Es gab aber schon bald Gegner der industriellen Fertigung. Vor allem in der 2. Hälfte des 19. Jhd. wurden Einzelanfertigungen geschätzt, so entstanden etwa im Rahmen großer Bauvorhaben Aufträge an Kunstschmiede, an Glasmaler, an Keramiker usw.

Zugleich dominierte damals das Stilideal des „Historismus“. Man wollte also bewusst nicht „modern“ sein, sondern nahm sich die früheren Stilepochen, vor allem die deut-sche Renaissance und das Barock,  zum Vorbild, eben solche Epochen, in denen alles noch „mit der Hand gearbeitet“ wurde. Um solche Vorbilder für die Auszubildenden wirklich vor Augen zu haben, wurden in vielen Städten Museen gegründet, die dann   den neuen Begriff „Kunst-Handwerk“ oder „Kunst-Gewerbe“ im Namen führten. An der Fassade des alten Münchner Nationalmuseums (heute „Völkerkundemuseum“ bzw. „Museum Fünf Kontinente“) steht zentral der von König Max II. geprägte Ausspruch. „Meinem Volk zu Ehr und Vorbild“.

Zunächst dachte man bei Kunsthandwerk vor allem an diese historisierenden Arbeiten. Aber auch sie kamen langsam in Verruf, der Historismus wurde zunehmend abgelehnt.    Der kurz vor 1900 fast explosionsartig ausbrechende „Jugendstil“, benannt nach einer modischen Zeitschrift, war eine, wenn auch nur kurzfristige, Gegenbewegung. Plötzlich wollten viele „Künstler“ – Maler, Bildhauer, Architekten – auch „Kunsthandwerker“ sein. Man suchte die Einheit und das Zusammenwirken der Künste, was zu Gründungen wie der „Wiener Werkstätte“ (1903), dem „Deutschen Werkbund“ (1907) und schließlich sogar zum „Bauhaus“ (1919) führte.

Gerade an der Entwicklung des „Bauhauses“ (1918-1933) zeigt sich deutlich, wo damals die Bruchlinien lagen: die sich durchsetzende Tendenz war „Kunst raus – Industrie-design rein“. Und in dieser Situation befinden wir uns heute noch, und in verstärktem Maße. Dabei spreche ich noch nicht einmal von der gerade stattfindenden Digitalisie-rung, sondern nur von dem tendenziellen Auseinanderfallen von Entwerfen (Design) und Machen (Handwerk, Kunsthandwerk).

Nach unserem heutigen Verständnis ist ein „Kunsthandwerker“ ein Designer, der seine Entwürfe selbst, mit eigener Hand anfertigt. Als Entwerfer für Gegenstände, die dann industriell hergestellt werden, wird der Kunsthandwerker sicher bestehen bleiben. Und es ist nicht das schlechteste, wenn ein „Designer“ aus dem Handwerk kommt. Denn nur dann kann er beurteilen, welchem Material was zuzumuten ist.

**VORLIEGENDE ANGABEN**.
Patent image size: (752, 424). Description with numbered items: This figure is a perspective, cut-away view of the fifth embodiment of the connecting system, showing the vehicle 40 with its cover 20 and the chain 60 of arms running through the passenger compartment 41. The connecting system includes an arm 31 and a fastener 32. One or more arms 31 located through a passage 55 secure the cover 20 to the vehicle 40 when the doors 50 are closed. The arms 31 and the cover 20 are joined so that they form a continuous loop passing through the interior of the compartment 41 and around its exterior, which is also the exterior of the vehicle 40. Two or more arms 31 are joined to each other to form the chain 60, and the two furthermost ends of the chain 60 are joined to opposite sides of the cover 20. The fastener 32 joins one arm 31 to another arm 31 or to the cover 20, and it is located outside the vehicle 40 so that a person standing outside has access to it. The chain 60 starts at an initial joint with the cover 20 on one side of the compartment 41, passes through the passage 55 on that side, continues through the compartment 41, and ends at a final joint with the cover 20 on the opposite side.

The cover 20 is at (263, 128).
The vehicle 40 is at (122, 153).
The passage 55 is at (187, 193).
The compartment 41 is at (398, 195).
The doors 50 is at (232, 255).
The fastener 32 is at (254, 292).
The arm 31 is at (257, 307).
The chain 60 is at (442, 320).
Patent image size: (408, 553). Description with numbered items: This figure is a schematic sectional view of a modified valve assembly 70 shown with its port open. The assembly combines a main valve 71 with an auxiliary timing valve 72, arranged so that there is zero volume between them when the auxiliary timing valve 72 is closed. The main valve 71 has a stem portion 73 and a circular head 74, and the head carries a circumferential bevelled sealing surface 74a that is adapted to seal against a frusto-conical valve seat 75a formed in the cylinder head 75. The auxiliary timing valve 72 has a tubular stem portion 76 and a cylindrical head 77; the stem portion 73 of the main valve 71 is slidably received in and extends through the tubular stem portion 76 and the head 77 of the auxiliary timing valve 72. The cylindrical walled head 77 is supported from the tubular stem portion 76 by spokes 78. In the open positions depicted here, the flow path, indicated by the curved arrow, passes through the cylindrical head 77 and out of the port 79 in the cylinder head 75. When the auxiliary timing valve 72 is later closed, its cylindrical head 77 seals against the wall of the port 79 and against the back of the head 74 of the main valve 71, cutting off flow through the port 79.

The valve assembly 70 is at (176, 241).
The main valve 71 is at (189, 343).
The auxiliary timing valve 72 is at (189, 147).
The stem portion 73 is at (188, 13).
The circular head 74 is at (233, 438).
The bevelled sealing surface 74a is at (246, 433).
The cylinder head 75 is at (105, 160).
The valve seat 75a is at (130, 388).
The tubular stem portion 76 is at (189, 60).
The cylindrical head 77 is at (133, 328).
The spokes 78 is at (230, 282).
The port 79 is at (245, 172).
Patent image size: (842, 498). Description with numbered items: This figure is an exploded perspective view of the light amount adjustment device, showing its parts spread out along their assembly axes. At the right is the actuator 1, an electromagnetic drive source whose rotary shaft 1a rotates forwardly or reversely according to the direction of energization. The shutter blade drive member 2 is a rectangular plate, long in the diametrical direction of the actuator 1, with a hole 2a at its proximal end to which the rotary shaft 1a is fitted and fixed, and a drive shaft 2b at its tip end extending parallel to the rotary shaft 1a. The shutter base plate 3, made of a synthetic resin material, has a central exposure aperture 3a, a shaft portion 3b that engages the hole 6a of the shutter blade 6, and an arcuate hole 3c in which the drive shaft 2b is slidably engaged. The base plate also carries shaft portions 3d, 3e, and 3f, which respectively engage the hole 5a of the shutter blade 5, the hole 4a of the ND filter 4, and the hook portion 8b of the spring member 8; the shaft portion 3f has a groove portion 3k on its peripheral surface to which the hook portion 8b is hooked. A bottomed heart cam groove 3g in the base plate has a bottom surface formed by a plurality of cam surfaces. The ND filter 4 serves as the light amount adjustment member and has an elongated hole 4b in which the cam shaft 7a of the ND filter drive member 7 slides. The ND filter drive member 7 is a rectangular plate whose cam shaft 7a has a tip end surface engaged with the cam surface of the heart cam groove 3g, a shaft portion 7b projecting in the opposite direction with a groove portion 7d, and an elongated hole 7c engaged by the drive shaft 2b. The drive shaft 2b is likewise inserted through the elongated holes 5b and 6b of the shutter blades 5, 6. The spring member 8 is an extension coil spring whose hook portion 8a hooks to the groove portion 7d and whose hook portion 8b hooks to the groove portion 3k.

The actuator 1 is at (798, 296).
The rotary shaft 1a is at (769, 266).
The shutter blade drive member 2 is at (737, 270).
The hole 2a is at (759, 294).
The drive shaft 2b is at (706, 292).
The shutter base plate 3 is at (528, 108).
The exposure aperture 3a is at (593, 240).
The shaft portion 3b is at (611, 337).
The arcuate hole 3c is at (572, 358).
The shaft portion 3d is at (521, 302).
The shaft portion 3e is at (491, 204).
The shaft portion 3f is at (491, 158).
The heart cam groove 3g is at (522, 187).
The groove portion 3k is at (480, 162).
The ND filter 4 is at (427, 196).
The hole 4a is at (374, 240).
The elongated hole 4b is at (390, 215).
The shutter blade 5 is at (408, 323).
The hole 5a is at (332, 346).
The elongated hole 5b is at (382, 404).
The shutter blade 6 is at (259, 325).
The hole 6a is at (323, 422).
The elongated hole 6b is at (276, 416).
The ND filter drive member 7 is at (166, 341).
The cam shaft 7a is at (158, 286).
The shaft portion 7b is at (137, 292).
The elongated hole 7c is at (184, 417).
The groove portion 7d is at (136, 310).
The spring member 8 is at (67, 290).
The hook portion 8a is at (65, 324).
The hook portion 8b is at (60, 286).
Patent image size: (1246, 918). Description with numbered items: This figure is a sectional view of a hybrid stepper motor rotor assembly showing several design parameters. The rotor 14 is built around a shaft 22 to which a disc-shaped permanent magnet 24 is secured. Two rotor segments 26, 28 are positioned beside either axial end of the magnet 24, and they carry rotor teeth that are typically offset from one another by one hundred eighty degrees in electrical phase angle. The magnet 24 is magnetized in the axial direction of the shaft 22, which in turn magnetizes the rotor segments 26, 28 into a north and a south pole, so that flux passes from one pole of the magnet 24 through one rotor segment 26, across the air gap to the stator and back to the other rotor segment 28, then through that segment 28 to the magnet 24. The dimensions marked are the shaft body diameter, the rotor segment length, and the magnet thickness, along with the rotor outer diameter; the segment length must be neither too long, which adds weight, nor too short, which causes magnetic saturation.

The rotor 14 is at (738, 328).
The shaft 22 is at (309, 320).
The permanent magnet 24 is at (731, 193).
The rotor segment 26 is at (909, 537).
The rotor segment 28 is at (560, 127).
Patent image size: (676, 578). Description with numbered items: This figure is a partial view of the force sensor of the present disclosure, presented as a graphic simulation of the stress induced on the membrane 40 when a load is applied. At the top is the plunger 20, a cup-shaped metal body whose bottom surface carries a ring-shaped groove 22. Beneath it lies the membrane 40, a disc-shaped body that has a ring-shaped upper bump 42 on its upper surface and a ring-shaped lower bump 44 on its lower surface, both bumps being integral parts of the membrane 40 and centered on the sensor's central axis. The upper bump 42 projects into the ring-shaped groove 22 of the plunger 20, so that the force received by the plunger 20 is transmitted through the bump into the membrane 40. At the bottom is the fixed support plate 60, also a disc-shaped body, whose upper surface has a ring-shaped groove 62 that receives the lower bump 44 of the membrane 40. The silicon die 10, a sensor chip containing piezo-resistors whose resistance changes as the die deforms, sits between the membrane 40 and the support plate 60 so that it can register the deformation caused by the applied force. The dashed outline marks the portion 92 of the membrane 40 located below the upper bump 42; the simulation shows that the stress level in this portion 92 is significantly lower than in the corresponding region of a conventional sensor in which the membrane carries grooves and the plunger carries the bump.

**ZU BEARBEITENDE AUFGABEN**.
a) Gib aus dem Text über das Kunsthandwerk die Stelle von „Gerade an der“ bis „was zuzumuten ist.“ wortgetreu wieder.
b) Beantworte anhand des Textes über das Kunsthandwerk diese Fragen:
(i) Welcher Ausspruch steht an der Fassade des alten Münchner Nationalmuseums?
(ii) In welchem Jahr wurde der „Deutsche Werkbund“ gegründet?
(iii) Was ist nach heutigem Verständnis ein „Kunsthandwerker“?

**LÖSUNGEN**.
a)
Gerade an der Entwicklung des „Bauhauses“ (1918-1933) zeigt sich deutlich, wo damals die Bruchlinien lagen: die sich durchsetzende Tendenz war „Kunst raus – Industrie-design rein“. Und in dieser Situation befinden wir uns heute noch, und in verstärktem Maße. Dabei spreche ich noch nicht einmal von der gerade stattfindenden Digitalisie-rung, sondern nur von dem tendenziellen Auseinanderfallen von Entwerfen (Design) und Machen (Handwerk, Kunsthandwerk).

Nach unserem heutigen Verständnis ist ein „Kunsthandwerker“ ein Designer, der seine Entwürfe selbst, mit eigener Hand anfertigt. Als Entwerfer für Gegenstände, die dann industriell hergestellt werden, wird der Kunsthandwerker sicher bestehen bleiben. Und es ist nicht das schlechteste, wenn ein „Designer“ aus dem Handwerk kommt. Denn nur dann kann er beurteilen, welchem Material was zuzumuten ist.

b)
(i) „Meinem Volk zu Ehr und Vorbild“
(ii) 1907
(iii) Ein Designer, der seine Entwürfe selbst, mit eigener Hand anfertigt.